Exercise » Please copy the lines of the data below without any changes, starting with the line containing "866, 434, 888]" and continuing through the line containing "554, 175, 570]".

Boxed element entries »
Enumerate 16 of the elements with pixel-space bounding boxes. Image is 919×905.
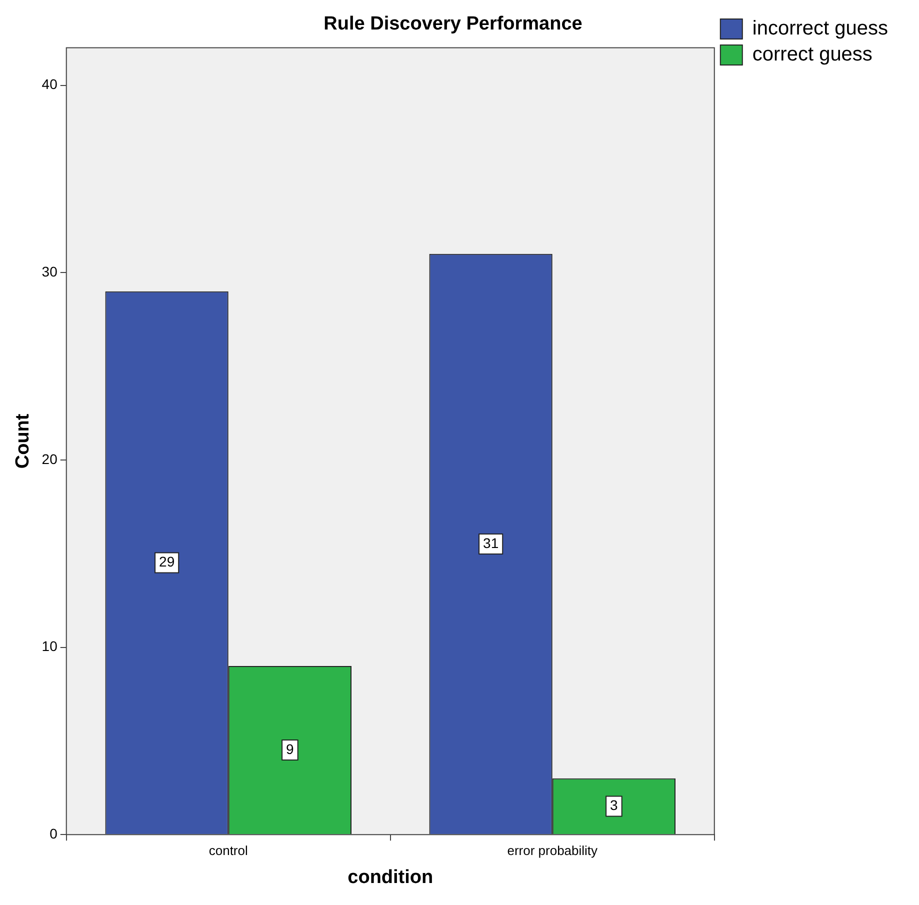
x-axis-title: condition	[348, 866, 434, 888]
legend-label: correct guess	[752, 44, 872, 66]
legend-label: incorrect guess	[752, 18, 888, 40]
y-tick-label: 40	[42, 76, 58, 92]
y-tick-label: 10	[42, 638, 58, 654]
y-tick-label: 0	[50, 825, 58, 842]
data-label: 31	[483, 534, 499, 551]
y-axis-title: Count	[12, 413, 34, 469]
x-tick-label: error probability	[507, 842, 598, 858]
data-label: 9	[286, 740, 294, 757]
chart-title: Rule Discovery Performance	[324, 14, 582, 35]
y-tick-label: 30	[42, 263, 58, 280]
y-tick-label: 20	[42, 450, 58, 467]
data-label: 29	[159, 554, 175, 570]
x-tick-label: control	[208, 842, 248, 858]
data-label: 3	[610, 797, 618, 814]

Task response »
x-axis-title: condition	[348, 866, 434, 888]
legend-label: correct guess	[752, 44, 872, 66]
legend-label: incorrect guess	[752, 18, 888, 40]
y-tick-label: 40	[42, 76, 58, 92]
y-tick-label: 10	[42, 638, 58, 654]
y-tick-label: 0	[50, 825, 58, 842]
data-label: 31	[483, 534, 499, 551]
y-axis-title: Count	[12, 413, 34, 469]
x-tick-label: error probability	[507, 842, 598, 858]
data-label: 9	[286, 740, 294, 757]
chart-title: Rule Discovery Performance	[324, 14, 582, 35]
y-tick-label: 30	[42, 263, 58, 280]
y-tick-label: 20	[42, 450, 58, 467]
data-label: 29	[159, 554, 175, 570]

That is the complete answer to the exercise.